» **Record extracts**
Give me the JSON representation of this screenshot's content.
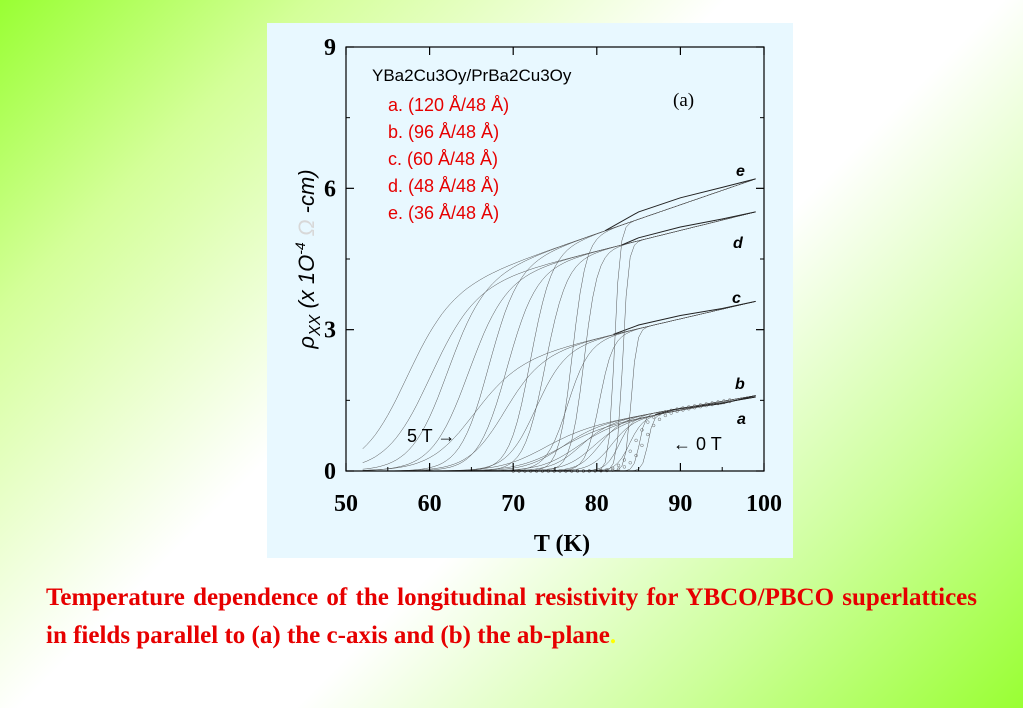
{
  "caption": {
    "text": "Temperature dependence of the longitudinal resistivity  for YBCO/PBCO superlattices in fields parallel to (a) the c-axis and (b) the ab-plane",
    "trailing": "."
  },
  "chart_data": {
    "type": "line",
    "title": "",
    "panel_label": "(a)",
    "xlabel": "T (K)",
    "ylabel": "ρ_XX (x 1O^-4 Ω-cm)",
    "xlim": [
      50,
      100
    ],
    "ylim": [
      0,
      9
    ],
    "xticks": [
      50,
      60,
      70,
      80,
      90,
      100
    ],
    "yticks": [
      0,
      3,
      6,
      9
    ],
    "grid": false,
    "legend_position": "top-left",
    "legend_title": "YBa2Cu3Oy/PrBa2Cu3Oy",
    "legend_entries": [
      "a. (120 Å/48 Å)",
      "b. (96 Å/48 Å)",
      "c. (60 Å/48 Å)",
      "d. (48 Å/48 Å)",
      "e. (36 Å/48 Å)"
    ],
    "annotations": [
      "5 T →",
      "← 0 T"
    ],
    "colors": {
      "legend_text": "#e60000",
      "curves": "#333333",
      "panel": "#e8f8ff",
      "caption": "#e60000"
    },
    "series": [
      {
        "name": "a",
        "normal_state": [
          [
            87,
            1.2
          ],
          [
            90,
            1.33
          ],
          [
            95,
            1.45
          ],
          [
            99,
            1.57
          ]
        ],
        "transition_onset_0T": 87,
        "transition_onset_5T": 82
      },
      {
        "name": "b",
        "normal_state": [
          [
            89,
            1.3
          ],
          [
            95,
            1.43
          ],
          [
            99,
            1.6
          ]
        ],
        "transition_onset_0T": 86,
        "transition_onset_5T": 80
      },
      {
        "name": "c",
        "normal_state": [
          [
            82,
            2.9
          ],
          [
            85,
            3.1
          ],
          [
            90,
            3.3
          ],
          [
            95,
            3.45
          ],
          [
            99,
            3.6
          ]
        ],
        "transition_onset_0T": 85,
        "transition_onset_5T": 72
      },
      {
        "name": "d",
        "normal_state": [
          [
            83,
            4.8
          ],
          [
            85,
            4.95
          ],
          [
            90,
            5.18
          ],
          [
            95,
            5.35
          ],
          [
            99,
            5.5
          ]
        ],
        "transition_onset_0T": 84,
        "transition_onset_5T": 67
      },
      {
        "name": "e",
        "normal_state": [
          [
            81,
            5.1
          ],
          [
            85,
            5.5
          ],
          [
            90,
            5.8
          ],
          [
            95,
            6.02
          ],
          [
            99,
            6.2
          ]
        ],
        "transition_onset_0T": 83,
        "transition_onset_5T": 64
      }
    ]
  }
}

» **The problem**
Restate the data above exactly, stripping out each image.

» **Answer to this exercise**
Give me the JSON representation of this screenshot's content.
{
  "caption": {
    "text": "Temperature dependence of the longitudinal resistivity  for YBCO/PBCO superlattices in fields parallel to (a) the c-axis and (b) the ab-plane",
    "trailing": "."
  },
  "chart_data": {
    "type": "line",
    "title": "",
    "panel_label": "(a)",
    "xlabel": "T (K)",
    "ylabel": "ρ_XX (x 1O^-4 Ω-cm)",
    "xlim": [
      50,
      100
    ],
    "ylim": [
      0,
      9
    ],
    "xticks": [
      50,
      60,
      70,
      80,
      90,
      100
    ],
    "yticks": [
      0,
      3,
      6,
      9
    ],
    "grid": false,
    "legend_position": "top-left",
    "legend_title": "YBa2Cu3Oy/PrBa2Cu3Oy",
    "legend_entries": [
      "a. (120 Å/48 Å)",
      "b. (96 Å/48 Å)",
      "c. (60 Å/48 Å)",
      "d. (48 Å/48 Å)",
      "e. (36 Å/48 Å)"
    ],
    "annotations": [
      "5 T →",
      "← 0 T"
    ],
    "colors": {
      "legend_text": "#e60000",
      "curves": "#333333",
      "panel": "#e8f8ff",
      "caption": "#e60000"
    },
    "series": [
      {
        "name": "a",
        "normal_state": [
          [
            87,
            1.2
          ],
          [
            90,
            1.33
          ],
          [
            95,
            1.45
          ],
          [
            99,
            1.57
          ]
        ],
        "transition_onset_0T": 87,
        "transition_onset_5T": 82
      },
      {
        "name": "b",
        "normal_state": [
          [
            89,
            1.3
          ],
          [
            95,
            1.43
          ],
          [
            99,
            1.6
          ]
        ],
        "transition_onset_0T": 86,
        "transition_onset_5T": 80
      },
      {
        "name": "c",
        "normal_state": [
          [
            82,
            2.9
          ],
          [
            85,
            3.1
          ],
          [
            90,
            3.3
          ],
          [
            95,
            3.45
          ],
          [
            99,
            3.6
          ]
        ],
        "transition_onset_0T": 85,
        "transition_onset_5T": 72
      },
      {
        "name": "d",
        "normal_state": [
          [
            83,
            4.8
          ],
          [
            85,
            4.95
          ],
          [
            90,
            5.18
          ],
          [
            95,
            5.35
          ],
          [
            99,
            5.5
          ]
        ],
        "transition_onset_0T": 84,
        "transition_onset_5T": 67
      },
      {
        "name": "e",
        "normal_state": [
          [
            81,
            5.1
          ],
          [
            85,
            5.5
          ],
          [
            90,
            5.8
          ],
          [
            95,
            6.02
          ],
          [
            99,
            6.2
          ]
        ],
        "transition_onset_0T": 83,
        "transition_onset_5T": 64
      }
    ]
  }
}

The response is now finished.